What the task asks: Copy out every line of the data exactly.

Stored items
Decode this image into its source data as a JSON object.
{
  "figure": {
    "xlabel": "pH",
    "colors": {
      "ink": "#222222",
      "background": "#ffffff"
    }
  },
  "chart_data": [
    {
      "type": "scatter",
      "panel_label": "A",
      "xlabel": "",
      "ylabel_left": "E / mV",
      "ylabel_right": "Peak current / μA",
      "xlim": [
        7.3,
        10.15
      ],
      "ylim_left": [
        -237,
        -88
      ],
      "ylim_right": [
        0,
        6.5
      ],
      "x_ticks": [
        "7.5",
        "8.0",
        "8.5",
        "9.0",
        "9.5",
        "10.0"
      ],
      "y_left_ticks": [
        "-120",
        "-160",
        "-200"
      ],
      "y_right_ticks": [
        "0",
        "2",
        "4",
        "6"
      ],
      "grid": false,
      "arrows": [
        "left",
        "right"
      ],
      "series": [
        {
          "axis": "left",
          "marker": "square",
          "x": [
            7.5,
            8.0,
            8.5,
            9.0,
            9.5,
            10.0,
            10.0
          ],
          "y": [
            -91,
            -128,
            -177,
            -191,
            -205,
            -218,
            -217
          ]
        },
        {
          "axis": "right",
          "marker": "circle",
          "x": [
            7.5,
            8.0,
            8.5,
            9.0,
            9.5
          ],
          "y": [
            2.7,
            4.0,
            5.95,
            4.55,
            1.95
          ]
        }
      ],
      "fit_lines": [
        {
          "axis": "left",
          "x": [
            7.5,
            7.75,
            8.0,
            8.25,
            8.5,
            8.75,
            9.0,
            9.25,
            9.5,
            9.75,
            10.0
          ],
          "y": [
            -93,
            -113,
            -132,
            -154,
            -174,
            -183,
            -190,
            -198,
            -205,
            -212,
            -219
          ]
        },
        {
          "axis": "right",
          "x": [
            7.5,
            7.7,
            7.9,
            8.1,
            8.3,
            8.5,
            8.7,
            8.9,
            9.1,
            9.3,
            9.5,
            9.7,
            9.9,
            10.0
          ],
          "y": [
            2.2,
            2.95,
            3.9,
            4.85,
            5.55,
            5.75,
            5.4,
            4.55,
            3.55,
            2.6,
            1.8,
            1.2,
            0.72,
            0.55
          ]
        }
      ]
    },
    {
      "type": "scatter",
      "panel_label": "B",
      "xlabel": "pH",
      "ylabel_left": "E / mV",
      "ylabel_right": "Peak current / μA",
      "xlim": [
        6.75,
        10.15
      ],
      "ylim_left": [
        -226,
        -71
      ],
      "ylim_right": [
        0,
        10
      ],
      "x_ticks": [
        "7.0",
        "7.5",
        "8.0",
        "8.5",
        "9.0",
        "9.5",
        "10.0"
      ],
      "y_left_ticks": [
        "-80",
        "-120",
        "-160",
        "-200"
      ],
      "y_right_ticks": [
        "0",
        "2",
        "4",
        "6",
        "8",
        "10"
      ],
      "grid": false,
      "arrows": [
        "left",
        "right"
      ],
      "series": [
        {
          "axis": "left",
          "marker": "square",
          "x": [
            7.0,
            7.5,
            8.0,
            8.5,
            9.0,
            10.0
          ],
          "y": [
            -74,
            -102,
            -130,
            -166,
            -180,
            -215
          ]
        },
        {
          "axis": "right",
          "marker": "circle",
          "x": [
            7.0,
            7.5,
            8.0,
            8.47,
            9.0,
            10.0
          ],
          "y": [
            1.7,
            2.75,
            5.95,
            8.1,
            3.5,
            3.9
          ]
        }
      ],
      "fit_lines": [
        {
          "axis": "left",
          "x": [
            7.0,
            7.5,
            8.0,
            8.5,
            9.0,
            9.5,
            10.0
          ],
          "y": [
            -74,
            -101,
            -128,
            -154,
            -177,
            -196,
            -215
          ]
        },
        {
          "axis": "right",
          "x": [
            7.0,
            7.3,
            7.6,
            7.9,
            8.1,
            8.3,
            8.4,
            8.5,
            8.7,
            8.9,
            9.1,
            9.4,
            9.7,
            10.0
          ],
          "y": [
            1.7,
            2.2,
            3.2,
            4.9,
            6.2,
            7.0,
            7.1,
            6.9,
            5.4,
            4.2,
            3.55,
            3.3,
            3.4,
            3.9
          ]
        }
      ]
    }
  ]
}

Solved exercise:
Decode this image into its source data as a JSON object.
{
  "figure": {
    "xlabel": "pH",
    "colors": {
      "ink": "#222222",
      "background": "#ffffff"
    }
  },
  "chart_data": [
    {
      "type": "scatter",
      "panel_label": "A",
      "xlabel": "",
      "ylabel_left": "E / mV",
      "ylabel_right": "Peak current / μA",
      "xlim": [
        7.3,
        10.15
      ],
      "ylim_left": [
        -237,
        -88
      ],
      "ylim_right": [
        0,
        6.5
      ],
      "x_ticks": [
        "7.5",
        "8.0",
        "8.5",
        "9.0",
        "9.5",
        "10.0"
      ],
      "y_left_ticks": [
        "-120",
        "-160",
        "-200"
      ],
      "y_right_ticks": [
        "0",
        "2",
        "4",
        "6"
      ],
      "grid": false,
      "arrows": [
        "left",
        "right"
      ],
      "series": [
        {
          "axis": "left",
          "marker": "square",
          "x": [
            7.5,
            8.0,
            8.5,
            9.0,
            9.5,
            10.0,
            10.0
          ],
          "y": [
            -91,
            -128,
            -177,
            -191,
            -205,
            -218,
            -217
          ]
        },
        {
          "axis": "right",
          "marker": "circle",
          "x": [
            7.5,
            8.0,
            8.5,
            9.0,
            9.5
          ],
          "y": [
            2.7,
            4.0,
            5.95,
            4.55,
            1.95
          ]
        }
      ],
      "fit_lines": [
        {
          "axis": "left",
          "x": [
            7.5,
            7.75,
            8.0,
            8.25,
            8.5,
            8.75,
            9.0,
            9.25,
            9.5,
            9.75,
            10.0
          ],
          "y": [
            -93,
            -113,
            -132,
            -154,
            -174,
            -183,
            -190,
            -198,
            -205,
            -212,
            -219
          ]
        },
        {
          "axis": "right",
          "x": [
            7.5,
            7.7,
            7.9,
            8.1,
            8.3,
            8.5,
            8.7,
            8.9,
            9.1,
            9.3,
            9.5,
            9.7,
            9.9,
            10.0
          ],
          "y": [
            2.2,
            2.95,
            3.9,
            4.85,
            5.55,
            5.75,
            5.4,
            4.55,
            3.55,
            2.6,
            1.8,
            1.2,
            0.72,
            0.55
          ]
        }
      ]
    },
    {
      "type": "scatter",
      "panel_label": "B",
      "xlabel": "pH",
      "ylabel_left": "E / mV",
      "ylabel_right": "Peak current / μA",
      "xlim": [
        6.75,
        10.15
      ],
      "ylim_left": [
        -226,
        -71
      ],
      "ylim_right": [
        0,
        10
      ],
      "x_ticks": [
        "7.0",
        "7.5",
        "8.0",
        "8.5",
        "9.0",
        "9.5",
        "10.0"
      ],
      "y_left_ticks": [
        "-80",
        "-120",
        "-160",
        "-200"
      ],
      "y_right_ticks": [
        "0",
        "2",
        "4",
        "6",
        "8",
        "10"
      ],
      "grid": false,
      "arrows": [
        "left",
        "right"
      ],
      "series": [
        {
          "axis": "left",
          "marker": "square",
          "x": [
            7.0,
            7.5,
            8.0,
            8.5,
            9.0,
            10.0
          ],
          "y": [
            -74,
            -102,
            -130,
            -166,
            -180,
            -215
          ]
        },
        {
          "axis": "right",
          "marker": "circle",
          "x": [
            7.0,
            7.5,
            8.0,
            8.47,
            9.0,
            10.0
          ],
          "y": [
            1.7,
            2.75,
            5.95,
            8.1,
            3.5,
            3.9
          ]
        }
      ],
      "fit_lines": [
        {
          "axis": "left",
          "x": [
            7.0,
            7.5,
            8.0,
            8.5,
            9.0,
            9.5,
            10.0
          ],
          "y": [
            -74,
            -101,
            -128,
            -154,
            -177,
            -196,
            -215
          ]
        },
        {
          "axis": "right",
          "x": [
            7.0,
            7.3,
            7.6,
            7.9,
            8.1,
            8.3,
            8.4,
            8.5,
            8.7,
            8.9,
            9.1,
            9.4,
            9.7,
            10.0
          ],
          "y": [
            1.7,
            2.2,
            3.2,
            4.9,
            6.2,
            7.0,
            7.1,
            6.9,
            5.4,
            4.2,
            3.55,
            3.3,
            3.4,
            3.9
          ]
        }
      ]
    }
  ]
}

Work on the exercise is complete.